What is being asked -
Answer with one number: how many lines have "letter".

Records supplied -
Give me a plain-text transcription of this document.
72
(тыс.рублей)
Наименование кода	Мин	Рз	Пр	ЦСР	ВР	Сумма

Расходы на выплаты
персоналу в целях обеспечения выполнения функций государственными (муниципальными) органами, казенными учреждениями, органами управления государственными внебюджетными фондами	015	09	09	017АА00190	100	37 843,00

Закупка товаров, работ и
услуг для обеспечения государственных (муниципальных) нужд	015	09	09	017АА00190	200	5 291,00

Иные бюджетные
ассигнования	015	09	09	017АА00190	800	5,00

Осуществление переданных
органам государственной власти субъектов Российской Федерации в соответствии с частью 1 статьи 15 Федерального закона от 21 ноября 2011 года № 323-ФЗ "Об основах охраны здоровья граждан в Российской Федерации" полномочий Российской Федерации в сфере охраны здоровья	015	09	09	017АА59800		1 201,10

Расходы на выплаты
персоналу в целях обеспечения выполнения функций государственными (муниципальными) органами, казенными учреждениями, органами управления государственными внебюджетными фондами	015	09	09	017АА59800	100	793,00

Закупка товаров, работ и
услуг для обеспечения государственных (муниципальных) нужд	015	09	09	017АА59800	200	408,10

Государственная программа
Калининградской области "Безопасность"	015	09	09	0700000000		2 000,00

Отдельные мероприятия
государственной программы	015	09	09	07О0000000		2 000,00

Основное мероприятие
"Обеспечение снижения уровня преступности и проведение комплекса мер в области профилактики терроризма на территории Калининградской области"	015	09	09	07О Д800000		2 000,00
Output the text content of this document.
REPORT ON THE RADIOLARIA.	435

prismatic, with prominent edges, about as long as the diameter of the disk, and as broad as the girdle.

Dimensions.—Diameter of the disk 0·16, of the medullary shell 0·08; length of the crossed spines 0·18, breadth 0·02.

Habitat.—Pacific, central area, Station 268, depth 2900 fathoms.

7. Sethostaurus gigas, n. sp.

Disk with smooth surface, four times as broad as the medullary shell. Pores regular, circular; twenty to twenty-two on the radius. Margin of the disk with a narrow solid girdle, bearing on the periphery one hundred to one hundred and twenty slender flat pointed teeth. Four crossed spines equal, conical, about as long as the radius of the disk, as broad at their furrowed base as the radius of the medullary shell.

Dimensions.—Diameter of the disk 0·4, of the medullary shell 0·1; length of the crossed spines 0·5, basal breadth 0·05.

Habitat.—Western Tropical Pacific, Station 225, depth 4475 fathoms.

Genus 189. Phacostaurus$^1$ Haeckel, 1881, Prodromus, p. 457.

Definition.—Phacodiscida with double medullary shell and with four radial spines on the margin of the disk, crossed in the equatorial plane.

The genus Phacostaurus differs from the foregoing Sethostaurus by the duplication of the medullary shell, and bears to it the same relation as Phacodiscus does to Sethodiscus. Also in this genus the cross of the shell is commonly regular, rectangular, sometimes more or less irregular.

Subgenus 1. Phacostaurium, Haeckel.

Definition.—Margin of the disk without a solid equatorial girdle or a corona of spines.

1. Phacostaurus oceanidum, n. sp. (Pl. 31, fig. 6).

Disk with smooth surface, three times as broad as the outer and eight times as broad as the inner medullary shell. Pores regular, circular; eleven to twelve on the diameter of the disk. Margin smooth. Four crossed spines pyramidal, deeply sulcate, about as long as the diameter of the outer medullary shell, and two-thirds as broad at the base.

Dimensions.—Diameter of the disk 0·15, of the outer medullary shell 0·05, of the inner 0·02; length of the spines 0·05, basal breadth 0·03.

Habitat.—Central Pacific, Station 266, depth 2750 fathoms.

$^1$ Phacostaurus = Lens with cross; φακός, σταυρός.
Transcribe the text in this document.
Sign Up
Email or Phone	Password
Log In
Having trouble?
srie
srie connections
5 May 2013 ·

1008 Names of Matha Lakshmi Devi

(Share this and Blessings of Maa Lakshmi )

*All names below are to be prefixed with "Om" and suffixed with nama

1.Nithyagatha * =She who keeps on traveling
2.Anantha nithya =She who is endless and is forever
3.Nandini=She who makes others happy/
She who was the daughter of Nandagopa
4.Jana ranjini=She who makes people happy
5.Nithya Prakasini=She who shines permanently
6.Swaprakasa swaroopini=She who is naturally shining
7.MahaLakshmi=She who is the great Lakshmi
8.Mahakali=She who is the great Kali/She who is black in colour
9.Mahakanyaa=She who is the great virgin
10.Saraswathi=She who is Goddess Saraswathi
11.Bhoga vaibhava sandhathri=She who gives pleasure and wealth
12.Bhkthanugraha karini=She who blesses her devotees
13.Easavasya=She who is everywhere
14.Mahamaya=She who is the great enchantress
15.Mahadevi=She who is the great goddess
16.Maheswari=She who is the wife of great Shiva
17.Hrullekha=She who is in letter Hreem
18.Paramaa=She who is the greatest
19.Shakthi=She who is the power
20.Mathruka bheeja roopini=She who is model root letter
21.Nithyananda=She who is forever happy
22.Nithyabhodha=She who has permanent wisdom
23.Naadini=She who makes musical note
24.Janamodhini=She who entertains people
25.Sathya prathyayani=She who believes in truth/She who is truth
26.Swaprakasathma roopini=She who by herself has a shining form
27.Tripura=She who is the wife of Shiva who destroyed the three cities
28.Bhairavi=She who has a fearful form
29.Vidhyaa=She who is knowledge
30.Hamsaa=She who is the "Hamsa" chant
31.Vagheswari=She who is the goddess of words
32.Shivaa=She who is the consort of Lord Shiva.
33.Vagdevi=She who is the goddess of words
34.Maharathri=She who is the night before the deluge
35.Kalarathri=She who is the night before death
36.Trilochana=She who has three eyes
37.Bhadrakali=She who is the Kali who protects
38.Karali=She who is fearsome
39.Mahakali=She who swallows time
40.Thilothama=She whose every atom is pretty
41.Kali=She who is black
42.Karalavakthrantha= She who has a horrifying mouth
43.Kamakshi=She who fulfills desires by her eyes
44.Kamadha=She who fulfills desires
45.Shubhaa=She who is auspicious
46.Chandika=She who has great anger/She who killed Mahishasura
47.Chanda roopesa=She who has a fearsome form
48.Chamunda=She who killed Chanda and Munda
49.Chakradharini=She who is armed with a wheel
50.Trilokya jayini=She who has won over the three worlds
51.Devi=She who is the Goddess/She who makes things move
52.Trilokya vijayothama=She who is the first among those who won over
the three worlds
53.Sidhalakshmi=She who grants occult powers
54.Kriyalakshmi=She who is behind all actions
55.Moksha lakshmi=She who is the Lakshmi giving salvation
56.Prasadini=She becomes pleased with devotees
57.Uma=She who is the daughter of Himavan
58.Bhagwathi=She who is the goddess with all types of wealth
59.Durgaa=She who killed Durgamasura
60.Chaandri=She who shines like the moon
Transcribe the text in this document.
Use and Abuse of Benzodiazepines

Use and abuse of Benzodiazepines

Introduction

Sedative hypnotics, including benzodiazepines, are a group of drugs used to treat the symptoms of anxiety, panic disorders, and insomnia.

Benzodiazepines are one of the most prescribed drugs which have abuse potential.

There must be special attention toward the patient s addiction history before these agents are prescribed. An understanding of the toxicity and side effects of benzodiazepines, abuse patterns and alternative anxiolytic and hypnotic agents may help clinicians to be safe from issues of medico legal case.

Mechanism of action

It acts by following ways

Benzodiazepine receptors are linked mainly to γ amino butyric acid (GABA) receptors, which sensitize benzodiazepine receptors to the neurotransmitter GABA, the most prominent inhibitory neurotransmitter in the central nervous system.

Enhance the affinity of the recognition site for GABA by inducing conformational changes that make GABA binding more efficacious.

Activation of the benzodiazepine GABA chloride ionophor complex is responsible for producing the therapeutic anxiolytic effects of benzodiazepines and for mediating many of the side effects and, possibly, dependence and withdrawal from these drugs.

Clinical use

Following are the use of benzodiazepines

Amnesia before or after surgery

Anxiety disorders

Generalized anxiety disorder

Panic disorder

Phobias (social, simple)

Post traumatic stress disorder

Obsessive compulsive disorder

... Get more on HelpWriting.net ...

Response -
2